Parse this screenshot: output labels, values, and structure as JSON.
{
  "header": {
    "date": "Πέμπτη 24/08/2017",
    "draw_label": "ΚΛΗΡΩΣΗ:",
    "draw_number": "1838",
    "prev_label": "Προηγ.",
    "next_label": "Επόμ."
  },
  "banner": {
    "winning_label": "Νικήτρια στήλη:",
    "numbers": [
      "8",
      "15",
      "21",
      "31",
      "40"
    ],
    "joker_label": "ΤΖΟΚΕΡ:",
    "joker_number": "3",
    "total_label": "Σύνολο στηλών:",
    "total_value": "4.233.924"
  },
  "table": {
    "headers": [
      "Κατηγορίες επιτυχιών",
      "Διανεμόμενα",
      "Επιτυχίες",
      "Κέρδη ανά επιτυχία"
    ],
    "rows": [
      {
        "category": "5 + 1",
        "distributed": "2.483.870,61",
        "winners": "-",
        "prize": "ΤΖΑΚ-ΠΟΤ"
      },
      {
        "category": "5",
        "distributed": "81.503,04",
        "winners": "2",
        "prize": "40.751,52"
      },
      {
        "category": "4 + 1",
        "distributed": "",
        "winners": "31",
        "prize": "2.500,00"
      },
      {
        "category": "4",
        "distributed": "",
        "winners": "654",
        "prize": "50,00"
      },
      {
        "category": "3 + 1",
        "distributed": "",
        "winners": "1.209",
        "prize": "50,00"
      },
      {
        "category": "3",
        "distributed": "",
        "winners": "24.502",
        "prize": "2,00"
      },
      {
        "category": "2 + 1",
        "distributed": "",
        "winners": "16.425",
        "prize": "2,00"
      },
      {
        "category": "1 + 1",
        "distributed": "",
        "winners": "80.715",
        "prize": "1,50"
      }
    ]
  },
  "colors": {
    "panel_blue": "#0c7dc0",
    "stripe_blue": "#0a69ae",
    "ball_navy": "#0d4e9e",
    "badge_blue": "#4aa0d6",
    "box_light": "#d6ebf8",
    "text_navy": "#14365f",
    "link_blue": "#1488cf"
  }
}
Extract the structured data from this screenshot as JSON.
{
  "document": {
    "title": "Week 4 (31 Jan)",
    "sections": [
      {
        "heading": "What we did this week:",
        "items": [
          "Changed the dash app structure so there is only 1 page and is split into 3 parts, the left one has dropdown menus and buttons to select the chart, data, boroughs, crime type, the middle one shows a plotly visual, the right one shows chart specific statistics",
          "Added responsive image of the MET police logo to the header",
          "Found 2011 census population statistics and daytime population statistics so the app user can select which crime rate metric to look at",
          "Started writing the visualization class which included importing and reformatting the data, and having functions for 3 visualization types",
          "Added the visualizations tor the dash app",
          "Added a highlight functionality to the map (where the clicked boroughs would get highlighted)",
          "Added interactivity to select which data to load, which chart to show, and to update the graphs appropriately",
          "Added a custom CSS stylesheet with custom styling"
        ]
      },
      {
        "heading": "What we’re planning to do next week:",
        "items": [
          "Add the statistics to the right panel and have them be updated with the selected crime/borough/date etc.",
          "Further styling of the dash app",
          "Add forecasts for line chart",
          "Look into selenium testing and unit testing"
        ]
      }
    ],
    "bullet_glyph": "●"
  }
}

> **THE TASK**:
Return the line that contains "Extract the structured" and all lines after it, verbatim, and nothing else.

> **RESPONSE FOR THIS EXERCISE**:
Extract the structured data from this screenshot as JSON.
{
  "document": {
    "title": "Week 4 (31 Jan)",
    "sections": [
      {
        "heading": "What we did this week:",
        "items": [
          "Changed the dash app structure so there is only 1 page and is split into 3 parts, the left one has dropdown menus and buttons to select the chart, data, boroughs, crime type, the middle one shows a plotly visual, the right one shows chart specific statistics",
          "Added responsive image of the MET police logo to the header",
          "Found 2011 census population statistics and daytime population statistics so the app user can select which crime rate metric to look at",
          "Started writing the visualization class which included importing and reformatting the data, and having functions for 3 visualization types",
          "Added the visualizations tor the dash app",
          "Added a highlight functionality to the map (where the clicked boroughs would get highlighted)",
          "Added interactivity to select which data to load, which chart to show, and to update the graphs appropriately",
          "Added a custom CSS stylesheet with custom styling"
        ]
      },
      {
        "heading": "What we’re planning to do next week:",
        "items": [
          "Add the statistics to the right panel and have them be updated with the selected crime/borough/date etc.",
          "Further styling of the dash app",
          "Add forecasts for line chart",
          "Look into selenium testing and unit testing"
        ]
      }
    ],
    "bullet_glyph": "●"
  }
}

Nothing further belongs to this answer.